[Dataset records]
_ _ _

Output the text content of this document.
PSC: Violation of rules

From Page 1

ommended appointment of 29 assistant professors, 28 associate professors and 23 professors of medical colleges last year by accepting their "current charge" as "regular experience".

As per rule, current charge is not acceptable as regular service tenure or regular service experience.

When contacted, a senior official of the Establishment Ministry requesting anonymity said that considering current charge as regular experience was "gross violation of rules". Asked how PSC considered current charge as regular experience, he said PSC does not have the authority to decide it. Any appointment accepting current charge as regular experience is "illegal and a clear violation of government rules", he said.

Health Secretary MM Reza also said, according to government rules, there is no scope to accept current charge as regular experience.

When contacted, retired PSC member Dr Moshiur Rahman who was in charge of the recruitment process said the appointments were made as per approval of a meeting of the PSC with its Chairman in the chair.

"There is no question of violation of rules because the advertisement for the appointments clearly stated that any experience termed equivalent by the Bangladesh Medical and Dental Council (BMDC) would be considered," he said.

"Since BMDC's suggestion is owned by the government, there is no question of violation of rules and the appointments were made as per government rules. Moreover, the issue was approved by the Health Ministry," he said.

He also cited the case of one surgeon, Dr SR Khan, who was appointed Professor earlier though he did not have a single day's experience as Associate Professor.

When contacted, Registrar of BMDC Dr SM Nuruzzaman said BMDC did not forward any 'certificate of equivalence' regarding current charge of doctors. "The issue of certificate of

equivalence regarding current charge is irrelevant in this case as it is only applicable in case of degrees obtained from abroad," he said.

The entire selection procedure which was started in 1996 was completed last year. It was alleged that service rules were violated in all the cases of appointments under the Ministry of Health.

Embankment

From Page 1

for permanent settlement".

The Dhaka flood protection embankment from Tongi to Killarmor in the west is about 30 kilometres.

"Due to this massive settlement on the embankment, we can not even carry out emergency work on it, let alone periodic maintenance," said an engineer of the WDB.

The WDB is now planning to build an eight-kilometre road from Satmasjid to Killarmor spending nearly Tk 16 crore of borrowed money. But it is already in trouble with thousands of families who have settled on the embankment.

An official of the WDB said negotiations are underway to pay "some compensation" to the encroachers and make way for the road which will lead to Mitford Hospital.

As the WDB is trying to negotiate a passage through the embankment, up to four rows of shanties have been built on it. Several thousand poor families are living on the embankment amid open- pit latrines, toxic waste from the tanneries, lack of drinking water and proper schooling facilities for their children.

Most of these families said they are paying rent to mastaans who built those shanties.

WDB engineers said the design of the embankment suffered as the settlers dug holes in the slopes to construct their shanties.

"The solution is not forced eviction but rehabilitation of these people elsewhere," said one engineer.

_ _ _

▶ [EXERCISE PROMPT] Above are the records; copy all of them exactly.

▶ [EXPECTED ANSWER]
Output the text content of this document.
PSC: Violation of rules

From Page 1

ommended appointment of 29 assistant professors, 28 associate professors and 23 professors of medical colleges last year by accepting their "current charge" as "regular experience".

As per rule, current charge is not acceptable as regular service tenure or regular service experience.

When contacted, a senior official of the Establishment Ministry requesting anonymity said that considering current charge as regular experience was "gross violation of rules". Asked how PSC considered current charge as regular experience, he said PSC does not have the authority to decide it. Any appointment accepting current charge as regular experience is "illegal and a clear violation of government rules", he said.

Health Secretary MM Reza also said, according to government rules, there is no scope to accept current charge as regular experience.

When contacted, retired PSC member Dr Moshiur Rahman who was in charge of the recruitment process said the appointments were made as per approval of a meeting of the PSC with its Chairman in the chair.

"There is no question of violation of rules because the advertisement for the appointments clearly stated that any experience termed equivalent by the Bangladesh Medical and Dental Council (BMDC) would be considered," he said.

"Since BMDC's suggestion is owned by the government, there is no question of violation of rules and the appointments were made as per government rules. Moreover, the issue was approved by the Health Ministry," he said.

He also cited the case of one surgeon, Dr SR Khan, who was appointed Professor earlier though he did not have a single day's experience as Associate Professor.

When contacted, Registrar of BMDC Dr SM Nuruzzaman said BMDC did not forward any 'certificate of equivalence' regarding current charge of doctors. "The issue of certificate of

equivalence regarding current charge is irrelevant in this case as it is only applicable in case of degrees obtained from abroad," he said.

The entire selection procedure which was started in 1996 was completed last year. It was alleged that service rules were violated in all the cases of appointments under the Ministry of Health.

Embankment

From Page 1

for permanent settlement".

The Dhaka flood protection embankment from Tongi to Killarmor in the west is about 30 kilometres.

"Due to this massive settlement on the embankment, we can not even carry out emergency work on it, let alone periodic maintenance," said an engineer of the WDB.

The WDB is now planning to build an eight-kilometre road from Satmasjid to Killarmor spending nearly Tk 16 crore of borrowed money. But it is already in trouble with thousands of families who have settled on the embankment.

An official of the WDB said negotiations are underway to pay "some compensation" to the encroachers and make way for the road which will lead to Mitford Hospital.

As the WDB is trying to negotiate a passage through the embankment, up to four rows of shanties have been built on it. Several thousand poor families are living on the embankment amid open- pit latrines, toxic waste from the tanneries, lack of drinking water and proper schooling facilities for their children.

Most of these families said they are paying rent to mastaans who built those shanties.

WDB engineers said the design of the embankment suffered as the settlers dug holes in the slopes to construct their shanties.

"The solution is not forced eviction but rehabilitation of these people elsewhere," said one engineer.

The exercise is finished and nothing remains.